## Exercise requirements
Produce an exact copy of all the records.

## Data provided
┌──
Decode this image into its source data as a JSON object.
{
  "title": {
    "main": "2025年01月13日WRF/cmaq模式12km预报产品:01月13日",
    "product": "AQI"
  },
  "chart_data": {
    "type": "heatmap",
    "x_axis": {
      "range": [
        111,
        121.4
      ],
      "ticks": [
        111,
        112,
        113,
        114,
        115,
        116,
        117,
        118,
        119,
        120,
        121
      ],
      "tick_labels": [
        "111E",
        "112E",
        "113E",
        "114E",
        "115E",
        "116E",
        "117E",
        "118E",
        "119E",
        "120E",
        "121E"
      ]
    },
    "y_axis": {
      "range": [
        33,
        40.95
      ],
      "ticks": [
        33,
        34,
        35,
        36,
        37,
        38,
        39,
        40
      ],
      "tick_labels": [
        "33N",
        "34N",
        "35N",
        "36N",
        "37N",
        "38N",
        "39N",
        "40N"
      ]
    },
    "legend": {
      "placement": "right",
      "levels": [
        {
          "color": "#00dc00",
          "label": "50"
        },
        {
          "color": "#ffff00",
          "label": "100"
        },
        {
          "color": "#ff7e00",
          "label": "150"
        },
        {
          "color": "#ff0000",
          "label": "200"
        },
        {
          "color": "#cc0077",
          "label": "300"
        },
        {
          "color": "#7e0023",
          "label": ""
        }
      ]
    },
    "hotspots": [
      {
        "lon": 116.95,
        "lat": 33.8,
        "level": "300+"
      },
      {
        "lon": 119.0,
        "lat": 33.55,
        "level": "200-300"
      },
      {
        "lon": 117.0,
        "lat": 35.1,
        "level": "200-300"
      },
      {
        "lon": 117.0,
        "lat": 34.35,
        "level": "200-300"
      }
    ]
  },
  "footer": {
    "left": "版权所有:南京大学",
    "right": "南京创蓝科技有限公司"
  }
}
└──
## The response
Decode this image into its source data as a JSON object.
{
  "title": {
    "main": "2025年01月13日WRF/cmaq模式12km预报产品:01月13日",
    "product": "AQI"
  },
  "chart_data": {
    "type": "heatmap",
    "x_axis": {
      "range": [
        111,
        121.4
      ],
      "ticks": [
        111,
        112,
        113,
        114,
        115,
        116,
        117,
        118,
        119,
        120,
        121
      ],
      "tick_labels": [
        "111E",
        "112E",
        "113E",
        "114E",
        "115E",
        "116E",
        "117E",
        "118E",
        "119E",
        "120E",
        "121E"
      ]
    },
    "y_axis": {
      "range": [
        33,
        40.95
      ],
      "ticks": [
        33,
        34,
        35,
        36,
        37,
        38,
        39,
        40
      ],
      "tick_labels": [
        "33N",
        "34N",
        "35N",
        "36N",
        "37N",
        "38N",
        "39N",
        "40N"
      ]
    },
    "legend": {
      "placement": "right",
      "levels": [
        {
          "color": "#00dc00",
          "label": "50"
        },
        {
          "color": "#ffff00",
          "label": "100"
        },
        {
          "color": "#ff7e00",
          "label": "150"
        },
        {
          "color": "#ff0000",
          "label": "200"
        },
        {
          "color": "#cc0077",
          "label": "300"
        },
        {
          "color": "#7e0023",
          "label": ""
        }
      ]
    },
    "hotspots": [
      {
        "lon": 116.95,
        "lat": 33.8,
        "level": "300+"
      },
      {
        "lon": 119.0,
        "lat": 33.55,
        "level": "200-300"
      },
      {
        "lon": 117.0,
        "lat": 35.1,
        "level": "200-300"
      },
      {
        "lon": 117.0,
        "lat": 34.35,
        "level": "200-300"
      }
    ]
  },
  "footer": {
    "left": "版权所有:南京大学",
    "right": "南京创蓝科技有限公司"
  }
}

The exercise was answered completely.